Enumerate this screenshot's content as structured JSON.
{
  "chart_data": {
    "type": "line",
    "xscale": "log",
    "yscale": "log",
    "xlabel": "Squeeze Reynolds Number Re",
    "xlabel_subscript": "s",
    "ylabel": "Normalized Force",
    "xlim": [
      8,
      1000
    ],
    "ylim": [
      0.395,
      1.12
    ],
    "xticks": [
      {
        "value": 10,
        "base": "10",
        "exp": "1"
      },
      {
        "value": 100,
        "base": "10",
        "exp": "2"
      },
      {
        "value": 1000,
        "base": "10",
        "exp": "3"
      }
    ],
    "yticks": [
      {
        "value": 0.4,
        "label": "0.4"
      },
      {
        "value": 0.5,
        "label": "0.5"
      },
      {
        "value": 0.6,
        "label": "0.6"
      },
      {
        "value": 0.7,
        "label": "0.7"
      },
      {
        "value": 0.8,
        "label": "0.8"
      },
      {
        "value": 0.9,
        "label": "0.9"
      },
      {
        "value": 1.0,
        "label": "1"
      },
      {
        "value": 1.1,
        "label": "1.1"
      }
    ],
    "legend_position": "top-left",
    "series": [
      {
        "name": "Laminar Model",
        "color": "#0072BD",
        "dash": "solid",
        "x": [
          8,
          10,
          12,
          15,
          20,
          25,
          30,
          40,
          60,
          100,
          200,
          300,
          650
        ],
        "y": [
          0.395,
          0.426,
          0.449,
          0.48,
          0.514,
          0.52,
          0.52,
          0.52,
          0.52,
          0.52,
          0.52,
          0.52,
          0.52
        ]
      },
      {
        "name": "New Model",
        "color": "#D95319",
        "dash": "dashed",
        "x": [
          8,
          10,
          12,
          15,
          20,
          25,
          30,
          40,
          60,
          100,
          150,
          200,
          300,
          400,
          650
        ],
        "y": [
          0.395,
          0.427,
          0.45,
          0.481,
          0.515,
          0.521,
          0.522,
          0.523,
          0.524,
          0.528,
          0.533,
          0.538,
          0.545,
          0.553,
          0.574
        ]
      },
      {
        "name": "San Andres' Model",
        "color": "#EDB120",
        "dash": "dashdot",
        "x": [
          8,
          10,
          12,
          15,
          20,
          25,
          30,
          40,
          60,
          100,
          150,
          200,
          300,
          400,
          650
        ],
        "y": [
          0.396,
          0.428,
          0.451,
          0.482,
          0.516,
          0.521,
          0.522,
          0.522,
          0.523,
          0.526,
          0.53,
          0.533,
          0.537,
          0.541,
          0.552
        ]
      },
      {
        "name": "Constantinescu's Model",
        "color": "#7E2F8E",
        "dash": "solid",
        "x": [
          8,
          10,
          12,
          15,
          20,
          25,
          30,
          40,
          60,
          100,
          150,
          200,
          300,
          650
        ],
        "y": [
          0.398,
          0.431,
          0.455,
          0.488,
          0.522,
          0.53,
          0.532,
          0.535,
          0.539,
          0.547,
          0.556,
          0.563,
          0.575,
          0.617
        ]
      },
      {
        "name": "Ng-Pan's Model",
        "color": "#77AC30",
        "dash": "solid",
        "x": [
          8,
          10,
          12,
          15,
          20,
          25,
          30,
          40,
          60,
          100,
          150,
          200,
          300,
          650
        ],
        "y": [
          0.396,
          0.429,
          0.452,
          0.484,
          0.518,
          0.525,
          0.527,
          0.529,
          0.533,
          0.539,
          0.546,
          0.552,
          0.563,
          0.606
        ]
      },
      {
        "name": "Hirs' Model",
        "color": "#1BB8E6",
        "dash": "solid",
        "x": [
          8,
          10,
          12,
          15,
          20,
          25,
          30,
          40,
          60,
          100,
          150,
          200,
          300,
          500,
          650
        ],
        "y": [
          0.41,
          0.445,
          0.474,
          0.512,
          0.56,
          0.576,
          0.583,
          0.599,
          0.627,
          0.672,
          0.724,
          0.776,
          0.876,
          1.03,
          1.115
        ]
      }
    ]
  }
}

| TASK DIRECTIONS |
Copy the data above in full, character for character.

| ANSWER TO THE EXERCISE |
Enumerate this screenshot's content as structured JSON.
{
  "chart_data": {
    "type": "line",
    "xscale": "log",
    "yscale": "log",
    "xlabel": "Squeeze Reynolds Number Re",
    "xlabel_subscript": "s",
    "ylabel": "Normalized Force",
    "xlim": [
      8,
      1000
    ],
    "ylim": [
      0.395,
      1.12
    ],
    "xticks": [
      {
        "value": 10,
        "base": "10",
        "exp": "1"
      },
      {
        "value": 100,
        "base": "10",
        "exp": "2"
      },
      {
        "value": 1000,
        "base": "10",
        "exp": "3"
      }
    ],
    "yticks": [
      {
        "value": 0.4,
        "label": "0.4"
      },
      {
        "value": 0.5,
        "label": "0.5"
      },
      {
        "value": 0.6,
        "label": "0.6"
      },
      {
        "value": 0.7,
        "label": "0.7"
      },
      {
        "value": 0.8,
        "label": "0.8"
      },
      {
        "value": 0.9,
        "label": "0.9"
      },
      {
        "value": 1.0,
        "label": "1"
      },
      {
        "value": 1.1,
        "label": "1.1"
      }
    ],
    "legend_position": "top-left",
    "series": [
      {
        "name": "Laminar Model",
        "color": "#0072BD",
        "dash": "solid",
        "x": [
          8,
          10,
          12,
          15,
          20,
          25,
          30,
          40,
          60,
          100,
          200,
          300,
          650
        ],
        "y": [
          0.395,
          0.426,
          0.449,
          0.48,
          0.514,
          0.52,
          0.52,
          0.52,
          0.52,
          0.52,
          0.52,
          0.52,
          0.52
        ]
      },
      {
        "name": "New Model",
        "color": "#D95319",
        "dash": "dashed",
        "x": [
          8,
          10,
          12,
          15,
          20,
          25,
          30,
          40,
          60,
          100,
          150,
          200,
          300,
          400,
          650
        ],
        "y": [
          0.395,
          0.427,
          0.45,
          0.481,
          0.515,
          0.521,
          0.522,
          0.523,
          0.524,
          0.528,
          0.533,
          0.538,
          0.545,
          0.553,
          0.574
        ]
      },
      {
        "name": "San Andres' Model",
        "color": "#EDB120",
        "dash": "dashdot",
        "x": [
          8,
          10,
          12,
          15,
          20,
          25,
          30,
          40,
          60,
          100,
          150,
          200,
          300,
          400,
          650
        ],
        "y": [
          0.396,
          0.428,
          0.451,
          0.482,
          0.516,
          0.521,
          0.522,
          0.522,
          0.523,
          0.526,
          0.53,
          0.533,
          0.537,
          0.541,
          0.552
        ]
      },
      {
        "name": "Constantinescu's Model",
        "color": "#7E2F8E",
        "dash": "solid",
        "x": [
          8,
          10,
          12,
          15,
          20,
          25,
          30,
          40,
          60,
          100,
          150,
          200,
          300,
          650
        ],
        "y": [
          0.398,
          0.431,
          0.455,
          0.488,
          0.522,
          0.53,
          0.532,
          0.535,
          0.539,
          0.547,
          0.556,
          0.563,
          0.575,
          0.617
        ]
      },
      {
        "name": "Ng-Pan's Model",
        "color": "#77AC30",
        "dash": "solid",
        "x": [
          8,
          10,
          12,
          15,
          20,
          25,
          30,
          40,
          60,
          100,
          150,
          200,
          300,
          650
        ],
        "y": [
          0.396,
          0.429,
          0.452,
          0.484,
          0.518,
          0.525,
          0.527,
          0.529,
          0.533,
          0.539,
          0.546,
          0.552,
          0.563,
          0.606
        ]
      },
      {
        "name": "Hirs' Model",
        "color": "#1BB8E6",
        "dash": "solid",
        "x": [
          8,
          10,
          12,
          15,
          20,
          25,
          30,
          40,
          60,
          100,
          150,
          200,
          300,
          500,
          650
        ],
        "y": [
          0.41,
          0.445,
          0.474,
          0.512,
          0.56,
          0.576,
          0.583,
          0.599,
          0.627,
          0.672,
          0.724,
          0.776,
          0.876,
          1.03,
          1.115
        ]
      }
    ]
  }
}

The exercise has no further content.